## [Stored entries]
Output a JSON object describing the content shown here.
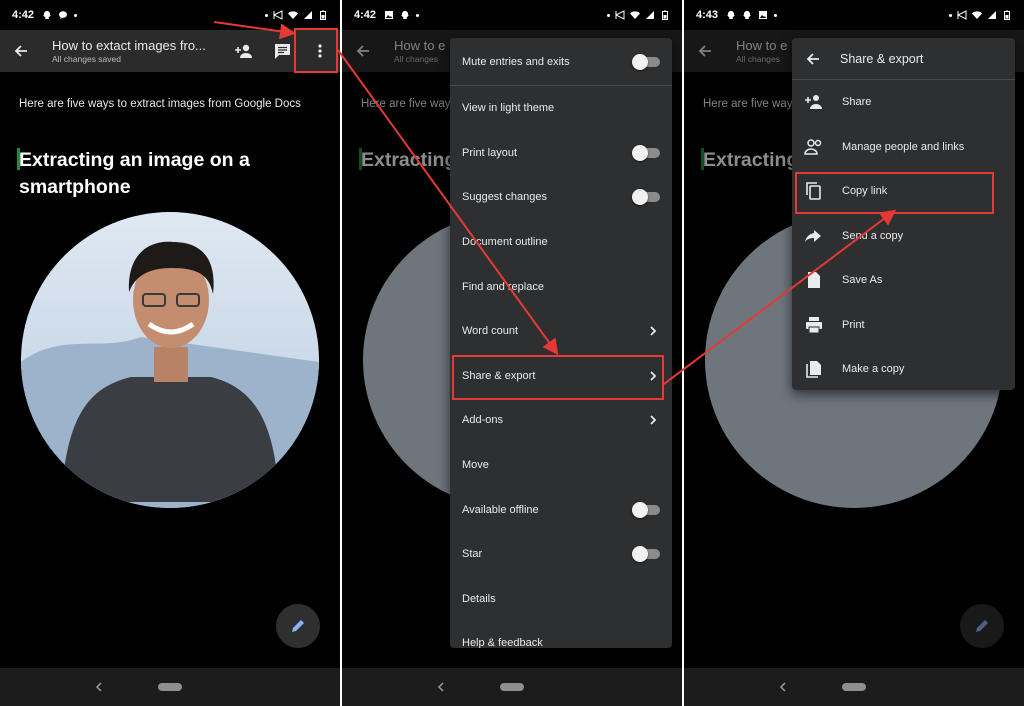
{
  "phones": [
    {
      "status": {
        "time": "4:42"
      },
      "toolbar": {
        "title": "How to extact images fro...",
        "subtitle": "All changes saved"
      },
      "doc": {
        "intro": "Here are five ways to extract images from Google Docs",
        "heading": "Extracting an image on a smartphone"
      }
    },
    {
      "status": {
        "time": "4:42"
      },
      "toolbar": {
        "title": "How to e",
        "subtitle": "All changes"
      },
      "doc": {
        "intro": "Here are five ways",
        "heading": "Extracting smartphone"
      }
    },
    {
      "status": {
        "time": "4:43"
      },
      "toolbar": {
        "title": "How to e",
        "subtitle": "All changes"
      },
      "doc": {
        "intro": "Here are five ways",
        "heading": "Extracting smartphone"
      }
    }
  ],
  "menu": {
    "items": [
      {
        "label": "Mute entries and exits",
        "control": "toggle",
        "on": false
      },
      {
        "label": "View in light theme",
        "control": "none"
      },
      {
        "label": "Print layout",
        "control": "toggle",
        "on": false
      },
      {
        "label": "Suggest changes",
        "control": "toggle",
        "on": false
      },
      {
        "label": "Document outline",
        "control": "none"
      },
      {
        "label": "Find and replace",
        "control": "none"
      },
      {
        "label": "Word count",
        "control": "chevron"
      },
      {
        "label": "Share & export",
        "control": "chevron",
        "highlighted": true
      },
      {
        "label": "Add-ons",
        "control": "chevron"
      },
      {
        "label": "Move",
        "control": "none"
      },
      {
        "label": "Available offline",
        "control": "toggle",
        "on": false
      },
      {
        "label": "Star",
        "control": "toggle",
        "on": false
      },
      {
        "label": "Details",
        "control": "none"
      },
      {
        "label": "Help & feedback",
        "control": "none"
      }
    ]
  },
  "submenu": {
    "title": "Share & export",
    "items": [
      {
        "label": "Share",
        "icon": "person-add-icon"
      },
      {
        "label": "Manage people and links",
        "icon": "people-icon"
      },
      {
        "label": "Copy link",
        "icon": "copy-icon",
        "highlighted": true
      },
      {
        "label": "Send a copy",
        "icon": "forward-arrow-icon"
      },
      {
        "label": "Save As",
        "icon": "file-icon"
      },
      {
        "label": "Print",
        "icon": "printer-icon"
      },
      {
        "label": "Make a copy",
        "icon": "copy-file-icon"
      }
    ]
  },
  "colors": {
    "accent_red": "#e53935",
    "menu_bg": "#2e2f31",
    "toolbar_bg": "#2b2b2b",
    "cursor_green": "#1e8e3e"
  }
}
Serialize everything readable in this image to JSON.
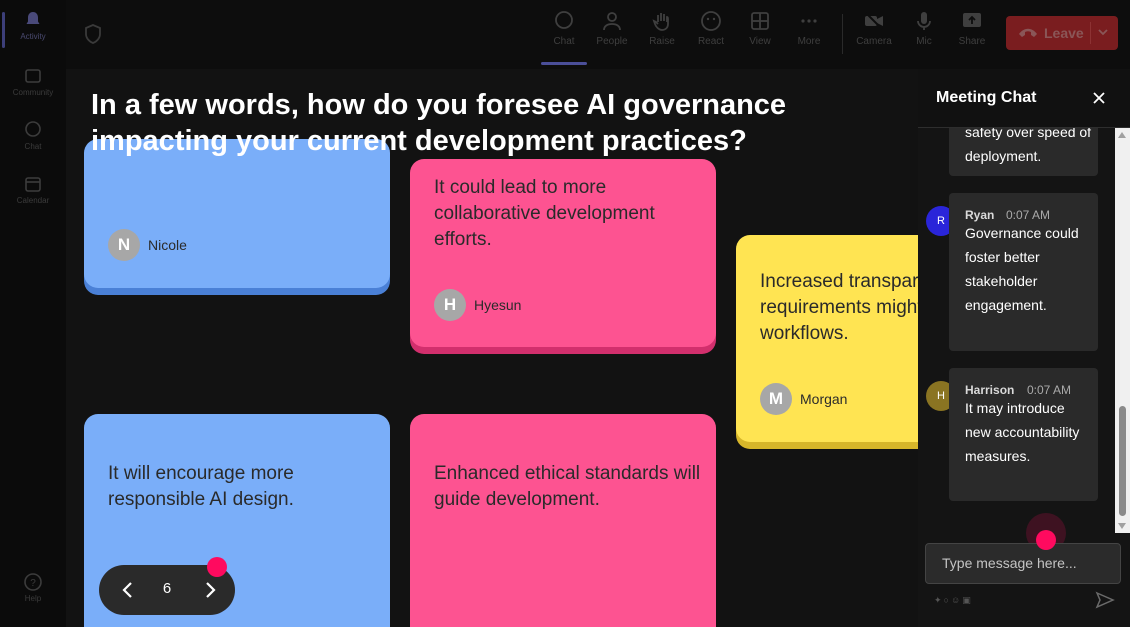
{
  "rail": {
    "items": [
      {
        "label": "Activity",
        "icon": "bell-icon",
        "active": true
      },
      {
        "label": "Community",
        "icon": "community-icon"
      },
      {
        "label": "Chat",
        "icon": "chat-icon"
      },
      {
        "label": "Calendar",
        "icon": "calendar-icon"
      },
      {
        "label": "Help",
        "icon": "help-icon"
      }
    ]
  },
  "toolbar": {
    "chat": "Chat",
    "people": "People",
    "raise": "Raise",
    "react": "React",
    "view": "View",
    "more": "More",
    "camera": "Camera",
    "mic": "Mic",
    "share": "Share",
    "leave": "Leave"
  },
  "question": "In a few words, how do you foresee AI governance impacting your current development practices?",
  "notes": [
    {
      "color": "blue",
      "text": "",
      "author": "Nicole",
      "initial": "N"
    },
    {
      "color": "pink",
      "text": "It could lead to more collaborative development efforts.",
      "author": "Hyesun",
      "initial": "H"
    },
    {
      "color": "yellow",
      "text": "Increased transparency requirements might change workflows.",
      "author": "Morgan",
      "initial": "M"
    },
    {
      "color": "blue",
      "text": "It will encourage more responsible AI design.",
      "author": "",
      "initial": ""
    },
    {
      "color": "pink",
      "text": "Enhanced ethical standards will guide development.",
      "author": "",
      "initial": ""
    }
  ],
  "pager": {
    "page": "6"
  },
  "chat": {
    "title": "Meeting Chat",
    "messages": [
      {
        "name": "",
        "time": "",
        "body": "safety over speed of deployment."
      },
      {
        "name": "Ryan",
        "initial": "R",
        "time": "0:07 AM",
        "body": "Governance could foster better stakeholder engagement.",
        "avatar_color": "#2a25d9"
      },
      {
        "name": "Harrison",
        "initial": "H",
        "time": "0:07 AM",
        "body": "It may introduce new accountability measures.",
        "avatar_color": "#8a7422"
      }
    ],
    "input_placeholder": "Type message here..."
  },
  "colors": {
    "accent": "#ff0a5f",
    "blue_note": "#7aaef9",
    "pink_note": "#fd5391",
    "yellow_note": "#ffe452",
    "leave": "#7a1d1f"
  }
}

## [Written exercise]
Leave out the pictures and repeat everything else in the records exactly.

## [Response to this exercise]
Output a JSON object describing the content shown here.
{
  "phones": [
    {
      "status": {
        "time": "4:42"
      },
      "toolbar": {
        "title": "How to extact images fro...",
        "subtitle": "All changes saved"
      },
      "doc": {
        "intro": "Here are five ways to extract images from Google Docs",
        "heading": "Extracting an image on a smartphone"
      }
    },
    {
      "status": {
        "time": "4:42"
      },
      "toolbar": {
        "title": "How to e",
        "subtitle": "All changes"
      },
      "doc": {
        "intro": "Here are five ways",
        "heading": "Extracting smartphone"
      }
    },
    {
      "status": {
        "time": "4:43"
      },
      "toolbar": {
        "title": "How to e",
        "subtitle": "All changes"
      },
      "doc": {
        "intro": "Here are five ways",
        "heading": "Extracting smartphone"
      }
    }
  ],
  "menu": {
    "items": [
      {
        "label": "Mute entries and exits",
        "control": "toggle",
        "on": false
      },
      {
        "label": "View in light theme",
        "control": "none"
      },
      {
        "label": "Print layout",
        "control": "toggle",
        "on": false
      },
      {
        "label": "Suggest changes",
        "control": "toggle",
        "on": false
      },
      {
        "label": "Document outline",
        "control": "none"
      },
      {
        "label": "Find and replace",
        "control": "none"
      },
      {
        "label": "Word count",
        "control": "chevron"
      },
      {
        "label": "Share & export",
        "control": "chevron",
        "highlighted": true
      },
      {
        "label": "Add-ons",
        "control": "chevron"
      },
      {
        "label": "Move",
        "control": "none"
      },
      {
        "label": "Available offline",
        "control": "toggle",
        "on": false
      },
      {
        "label": "Star",
        "control": "toggle",
        "on": false
      },
      {
        "label": "Details",
        "control": "none"
      },
      {
        "label": "Help & feedback",
        "control": "none"
      }
    ]
  },
  "submenu": {
    "title": "Share & export",
    "items": [
      {
        "label": "Share",
        "icon": "person-add-icon"
      },
      {
        "label": "Manage people and links",
        "icon": "people-icon"
      },
      {
        "label": "Copy link",
        "icon": "copy-icon",
        "highlighted": true
      },
      {
        "label": "Send a copy",
        "icon": "forward-arrow-icon"
      },
      {
        "label": "Save As",
        "icon": "file-icon"
      },
      {
        "label": "Print",
        "icon": "printer-icon"
      },
      {
        "label": "Make a copy",
        "icon": "copy-file-icon"
      }
    ]
  },
  "colors": {
    "accent_red": "#e53935",
    "menu_bg": "#2e2f31",
    "toolbar_bg": "#2b2b2b",
    "cursor_green": "#1e8e3e"
  }
}
Serialize everything readable in this image to JSON.
{
  "rail": {
    "items": [
      {
        "label": "Activity",
        "icon": "bell-icon",
        "active": true
      },
      {
        "label": "Community",
        "icon": "community-icon"
      },
      {
        "label": "Chat",
        "icon": "chat-icon"
      },
      {
        "label": "Calendar",
        "icon": "calendar-icon"
      },
      {
        "label": "Help",
        "icon": "help-icon"
      }
    ]
  },
  "toolbar": {
    "chat": "Chat",
    "people": "People",
    "raise": "Raise",
    "react": "React",
    "view": "View",
    "more": "More",
    "camera": "Camera",
    "mic": "Mic",
    "share": "Share",
    "leave": "Leave"
  },
  "question": "In a few words, how do you foresee AI governance impacting your current development practices?",
  "notes": [
    {
      "color": "blue",
      "text": "",
      "author": "Nicole",
      "initial": "N"
    },
    {
      "color": "pink",
      "text": "It could lead to more collaborative development efforts.",
      "author": "Hyesun",
      "initial": "H"
    },
    {
      "color": "yellow",
      "text": "Increased transparency requirements might change workflows.",
      "author": "Morgan",
      "initial": "M"
    },
    {
      "color": "blue",
      "text": "It will encourage more responsible AI design.",
      "author": "",
      "initial": ""
    },
    {
      "color": "pink",
      "text": "Enhanced ethical standards will guide development.",
      "author": "",
      "initial": ""
    }
  ],
  "pager": {
    "page": "6"
  },
  "chat": {
    "title": "Meeting Chat",
    "messages": [
      {
        "name": "",
        "time": "",
        "body": "safety over speed of deployment."
      },
      {
        "name": "Ryan",
        "initial": "R",
        "time": "0:07 AM",
        "body": "Governance could foster better stakeholder engagement.",
        "avatar_color": "#2a25d9"
      },
      {
        "name": "Harrison",
        "initial": "H",
        "time": "0:07 AM",
        "body": "It may introduce new accountability measures.",
        "avatar_color": "#8a7422"
      }
    ],
    "input_placeholder": "Type message here..."
  },
  "colors": {
    "accent": "#ff0a5f",
    "blue_note": "#7aaef9",
    "pink_note": "#fd5391",
    "yellow_note": "#ffe452",
    "leave": "#7a1d1f"
  }
}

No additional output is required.